What needs to be done - Copy out lines with the word "cerebro" from the material that follows.

+++

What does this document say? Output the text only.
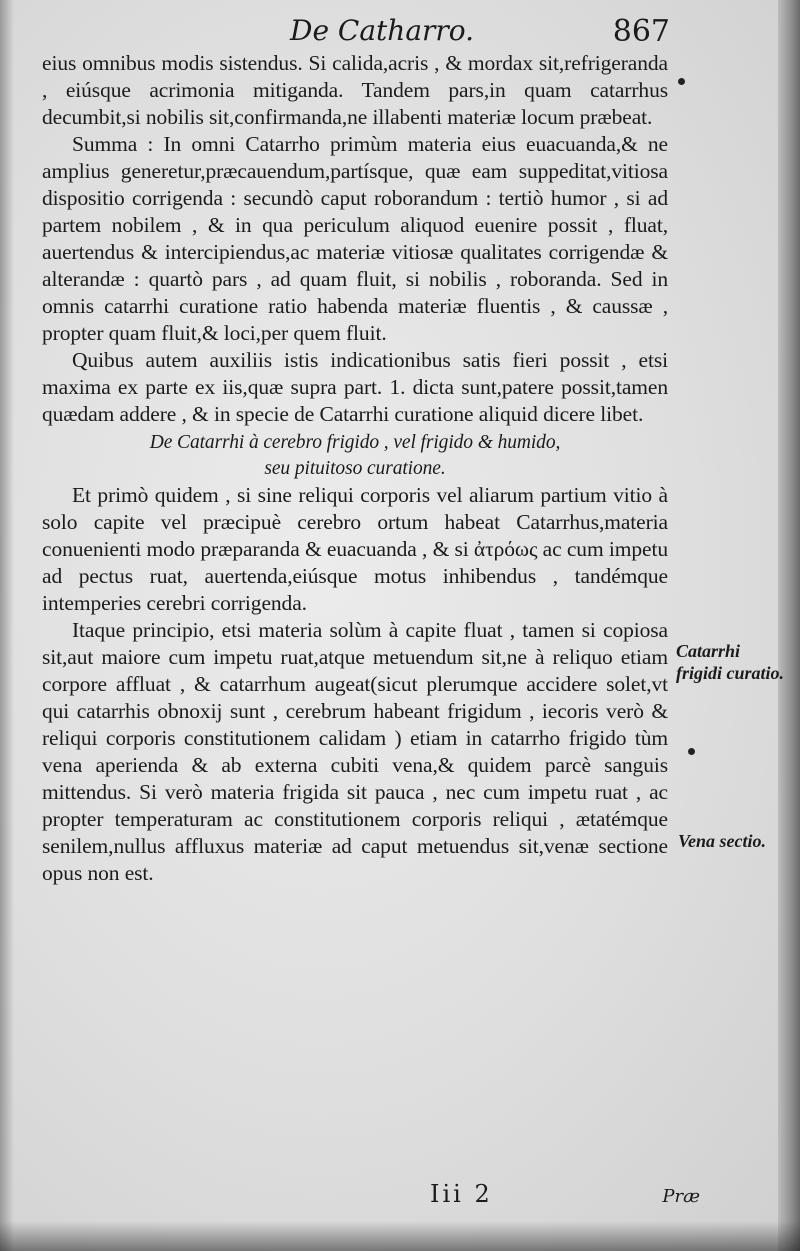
De Catharro.	867

eius omnibus modis sistendus. Si calida,acris , & mordax sit,refrigeranda , eiúsque acrimonia mitiganda. Tandem pars,in quam catarrhus decumbit,si nobilis sit,confirmanda,ne illabenti materiæ locum præbeat.

Summa : In omni Catarrho primùm materia eius euacuanda,& ne amplius generetur,præcauendum,partísque, quæ eam suppeditat,vitiosa dispositio corrigenda : secundò caput roborandum : tertiò humor , si ad partem nobilem , & in qua periculum aliquod euenire possit , fluat, auertendus & intercipiendus,ac materiæ vitiosæ qualitates corrigendæ & alterandæ : quartò pars , ad quam fluit, si nobilis , roboranda. Sed in omnis catarrhi curatione ratio habenda materiæ fluentis , & caussæ , propter quam fluit,& loci,per quem fluit.

Quibus autem auxiliis istis indicationibus satis fieri possit , etsi maxima ex parte ex iis,quæ supra part. 1. dicta sunt,patere possit,tamen quædam addere , & in specie de Catarrhi curatione aliquid dicere libet.

De Catarrhi à cerebro frigido , vel frigido & humido,
seu pituitoso curatione.

Et primò quidem , si sine reliqui corporis vel aliarum partium vitio à solo capite vel præcipuè cerebro ortum habeat Catarrhus,materia conuenienti modo præparanda & euacuanda , & si ἀτρόως ac cum impetu ad pectus ruat, auertenda,eiúsque motus inhibendus , tandémque intemperies cerebri corrigenda.

Itaque principio, etsi materia solùm à capite fluat , tamen si copiosa sit,aut maiore cum impetu ruat,atque metuendum sit,ne à reliquo etiam corpore affluat , & catarrhum augeat(sicut plerumque accidere solet,vt qui catarrhis obnoxij sunt , cerebrum habeant frigidum , iecoris verò & reliqui corporis constitutionem calidam ) etiam in catarrho frigido tùm vena aperienda & ab externa cubiti vena,& quidem parcè sanguis mittendus. Si verò materia frigida sit pauca , nec cum impetu ruat , ac propter temperaturam ac constitutionem corporis reliqui , ætatémque senilem,nullus affluxus materiæ ad caput metuendus sit,venæ sectione opus non est.

Catarrhi frigidi curatio.
Vena sectio.
Iii 2	Præ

+++

Completed exercise -
De Catarrhi à cerebro frigido , vel frigido & humido,
Et primò quidem , si sine reliqui corporis vel aliarum partium vitio à solo capite vel præcipuè cerebro ortum habeat Catarrhus,materia conuenienti modo præparanda & euacuanda , & si ἀτρόως ac cum impetu ad pectus ruat, auertenda,eiúsque motus inhibendus , tandémque intemperies cerebri corrigenda.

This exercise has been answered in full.